:: Records for the exercise ::
• • •

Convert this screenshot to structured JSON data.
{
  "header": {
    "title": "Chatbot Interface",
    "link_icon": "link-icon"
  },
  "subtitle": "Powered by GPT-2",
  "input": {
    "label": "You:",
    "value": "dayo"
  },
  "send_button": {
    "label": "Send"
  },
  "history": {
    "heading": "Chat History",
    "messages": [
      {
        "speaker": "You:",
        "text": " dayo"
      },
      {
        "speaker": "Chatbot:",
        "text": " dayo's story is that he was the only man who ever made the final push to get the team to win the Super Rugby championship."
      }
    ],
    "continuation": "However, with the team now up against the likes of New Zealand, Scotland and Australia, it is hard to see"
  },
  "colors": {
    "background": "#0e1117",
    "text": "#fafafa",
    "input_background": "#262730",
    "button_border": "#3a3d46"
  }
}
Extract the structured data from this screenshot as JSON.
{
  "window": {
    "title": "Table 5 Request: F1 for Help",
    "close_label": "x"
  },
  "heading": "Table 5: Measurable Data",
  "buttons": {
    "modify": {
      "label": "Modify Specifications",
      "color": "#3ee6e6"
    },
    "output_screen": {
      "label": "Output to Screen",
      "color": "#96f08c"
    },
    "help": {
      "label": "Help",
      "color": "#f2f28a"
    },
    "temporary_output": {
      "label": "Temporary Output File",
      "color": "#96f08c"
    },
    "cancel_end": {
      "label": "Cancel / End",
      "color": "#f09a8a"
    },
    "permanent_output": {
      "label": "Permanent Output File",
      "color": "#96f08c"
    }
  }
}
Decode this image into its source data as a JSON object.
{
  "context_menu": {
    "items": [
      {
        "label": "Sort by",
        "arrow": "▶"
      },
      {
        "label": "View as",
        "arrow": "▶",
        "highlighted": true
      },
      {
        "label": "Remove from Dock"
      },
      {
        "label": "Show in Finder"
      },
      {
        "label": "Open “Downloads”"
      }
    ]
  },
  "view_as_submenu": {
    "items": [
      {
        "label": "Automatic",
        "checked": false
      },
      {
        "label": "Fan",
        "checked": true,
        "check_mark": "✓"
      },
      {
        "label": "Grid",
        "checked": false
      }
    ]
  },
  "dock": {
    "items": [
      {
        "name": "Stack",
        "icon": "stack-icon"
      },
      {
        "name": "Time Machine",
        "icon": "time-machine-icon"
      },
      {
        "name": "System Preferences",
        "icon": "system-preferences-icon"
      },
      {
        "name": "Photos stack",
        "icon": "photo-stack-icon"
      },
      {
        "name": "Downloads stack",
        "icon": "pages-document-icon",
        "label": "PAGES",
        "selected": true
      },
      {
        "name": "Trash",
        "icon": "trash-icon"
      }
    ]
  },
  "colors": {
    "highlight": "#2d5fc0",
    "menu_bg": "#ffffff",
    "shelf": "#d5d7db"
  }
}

• • •

:: The exercise ::
Would you reproduce the material above in full, exactly as given?

:: Worked solution ::
Convert this screenshot to structured JSON data.
{
  "header": {
    "title": "Chatbot Interface",
    "link_icon": "link-icon"
  },
  "subtitle": "Powered by GPT-2",
  "input": {
    "label": "You:",
    "value": "dayo"
  },
  "send_button": {
    "label": "Send"
  },
  "history": {
    "heading": "Chat History",
    "messages": [
      {
        "speaker": "You:",
        "text": " dayo"
      },
      {
        "speaker": "Chatbot:",
        "text": " dayo's story is that he was the only man who ever made the final push to get the team to win the Super Rugby championship."
      }
    ],
    "continuation": "However, with the team now up against the likes of New Zealand, Scotland and Australia, it is hard to see"
  },
  "colors": {
    "background": "#0e1117",
    "text": "#fafafa",
    "input_background": "#262730",
    "button_border": "#3a3d46"
  }
}
Extract the structured data from this screenshot as JSON.
{
  "window": {
    "title": "Table 5 Request: F1 for Help",
    "close_label": "x"
  },
  "heading": "Table 5: Measurable Data",
  "buttons": {
    "modify": {
      "label": "Modify Specifications",
      "color": "#3ee6e6"
    },
    "output_screen": {
      "label": "Output to Screen",
      "color": "#96f08c"
    },
    "help": {
      "label": "Help",
      "color": "#f2f28a"
    },
    "temporary_output": {
      "label": "Temporary Output File",
      "color": "#96f08c"
    },
    "cancel_end": {
      "label": "Cancel / End",
      "color": "#f09a8a"
    },
    "permanent_output": {
      "label": "Permanent Output File",
      "color": "#96f08c"
    }
  }
}
Decode this image into its source data as a JSON object.
{
  "context_menu": {
    "items": [
      {
        "label": "Sort by",
        "arrow": "▶"
      },
      {
        "label": "View as",
        "arrow": "▶",
        "highlighted": true
      },
      {
        "label": "Remove from Dock"
      },
      {
        "label": "Show in Finder"
      },
      {
        "label": "Open “Downloads”"
      }
    ]
  },
  "view_as_submenu": {
    "items": [
      {
        "label": "Automatic",
        "checked": false
      },
      {
        "label": "Fan",
        "checked": true,
        "check_mark": "✓"
      },
      {
        "label": "Grid",
        "checked": false
      }
    ]
  },
  "dock": {
    "items": [
      {
        "name": "Stack",
        "icon": "stack-icon"
      },
      {
        "name": "Time Machine",
        "icon": "time-machine-icon"
      },
      {
        "name": "System Preferences",
        "icon": "system-preferences-icon"
      },
      {
        "name": "Photos stack",
        "icon": "photo-stack-icon"
      },
      {
        "name": "Downloads stack",
        "icon": "pages-document-icon",
        "label": "PAGES",
        "selected": true
      },
      {
        "name": "Trash",
        "icon": "trash-icon"
      }
    ]
  },
  "colors": {
    "highlight": "#2d5fc0",
    "menu_bg": "#ffffff",
    "shelf": "#d5d7db"
  }
}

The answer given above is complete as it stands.